*Source records*.
---

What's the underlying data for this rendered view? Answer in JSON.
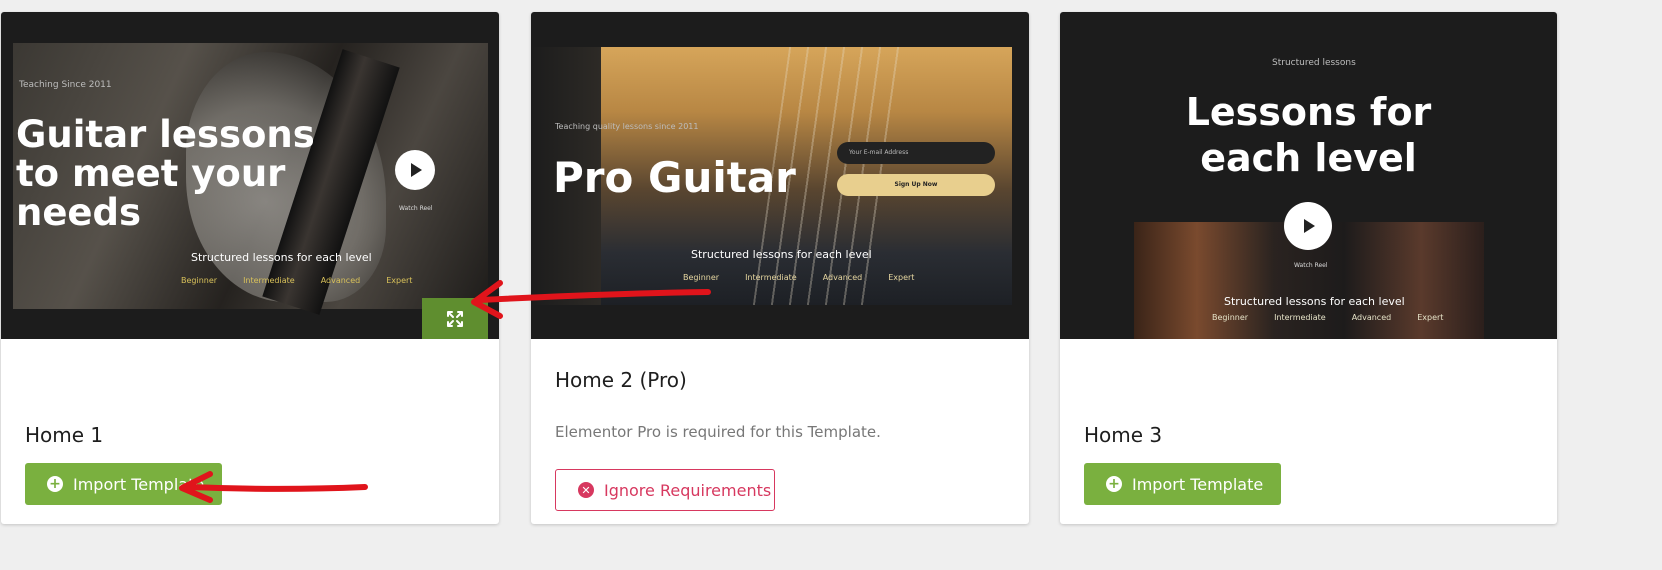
{
  "templates": [
    {
      "name": "Home 1",
      "preview": {
        "eyebrow": "Teaching Since 2011",
        "headline_lines": [
          "Guitar lessons",
          "to meet your",
          "needs"
        ],
        "play_label": "Watch Reel",
        "subheading": "Structured lessons for each level",
        "levels": [
          "Beginner",
          "Intermediate",
          "Advanced",
          "Expert"
        ]
      },
      "expand_icon": "expand-arrows-icon",
      "action_label": "Import Template",
      "action_icon": "plus-circle-icon"
    },
    {
      "name": "Home 2 (Pro)",
      "preview": {
        "eyebrow": "Teaching quality lessons since 2011",
        "headline_lines": [
          "Pro Guitar"
        ],
        "email_placeholder": "Your E-mail Address",
        "signup_label": "Sign Up Now",
        "subheading": "Structured lessons for each level",
        "levels": [
          "Beginner",
          "Intermediate",
          "Advanced",
          "Expert"
        ]
      },
      "requirement_text": "Elementor Pro is required for this Template.",
      "action_label": "Ignore Requirements",
      "action_icon": "x-circle-icon"
    },
    {
      "name": "Home 3",
      "preview": {
        "eyebrow": "Structured lessons",
        "headline_lines": [
          "Lessons for",
          "each level"
        ],
        "play_label": "Watch Reel",
        "subheading": "Structured lessons for each level",
        "levels": [
          "Beginner",
          "Intermediate",
          "Advanced",
          "Expert"
        ]
      },
      "action_label": "Import Template",
      "action_icon": "plus-circle-icon"
    }
  ],
  "colors": {
    "import_green": "#7ab03f",
    "expand_green": "#5f8e2f",
    "ignore_red": "#d7385f",
    "level_gold_home1": "#d8c15a",
    "level_gold_home2": "#e6d6a0",
    "level_gold_home3": "#e6e3c8",
    "annotation_red": "#e0141b"
  }
}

---

*The task*. Keep the pictures out of the copy and return the rest of the data above exactly.

*Exercise output*.
What's the underlying data for this rendered view? Answer in JSON.
{
  "templates": [
    {
      "name": "Home 1",
      "preview": {
        "eyebrow": "Teaching Since 2011",
        "headline_lines": [
          "Guitar lessons",
          "to meet your",
          "needs"
        ],
        "play_label": "Watch Reel",
        "subheading": "Structured lessons for each level",
        "levels": [
          "Beginner",
          "Intermediate",
          "Advanced",
          "Expert"
        ]
      },
      "expand_icon": "expand-arrows-icon",
      "action_label": "Import Template",
      "action_icon": "plus-circle-icon"
    },
    {
      "name": "Home 2 (Pro)",
      "preview": {
        "eyebrow": "Teaching quality lessons since 2011",
        "headline_lines": [
          "Pro Guitar"
        ],
        "email_placeholder": "Your E-mail Address",
        "signup_label": "Sign Up Now",
        "subheading": "Structured lessons for each level",
        "levels": [
          "Beginner",
          "Intermediate",
          "Advanced",
          "Expert"
        ]
      },
      "requirement_text": "Elementor Pro is required for this Template.",
      "action_label": "Ignore Requirements",
      "action_icon": "x-circle-icon"
    },
    {
      "name": "Home 3",
      "preview": {
        "eyebrow": "Structured lessons",
        "headline_lines": [
          "Lessons for",
          "each level"
        ],
        "play_label": "Watch Reel",
        "subheading": "Structured lessons for each level",
        "levels": [
          "Beginner",
          "Intermediate",
          "Advanced",
          "Expert"
        ]
      },
      "action_label": "Import Template",
      "action_icon": "plus-circle-icon"
    }
  ],
  "colors": {
    "import_green": "#7ab03f",
    "expand_green": "#5f8e2f",
    "ignore_red": "#d7385f",
    "level_gold_home1": "#d8c15a",
    "level_gold_home2": "#e6d6a0",
    "level_gold_home3": "#e6e3c8",
    "annotation_red": "#e0141b"
  }
}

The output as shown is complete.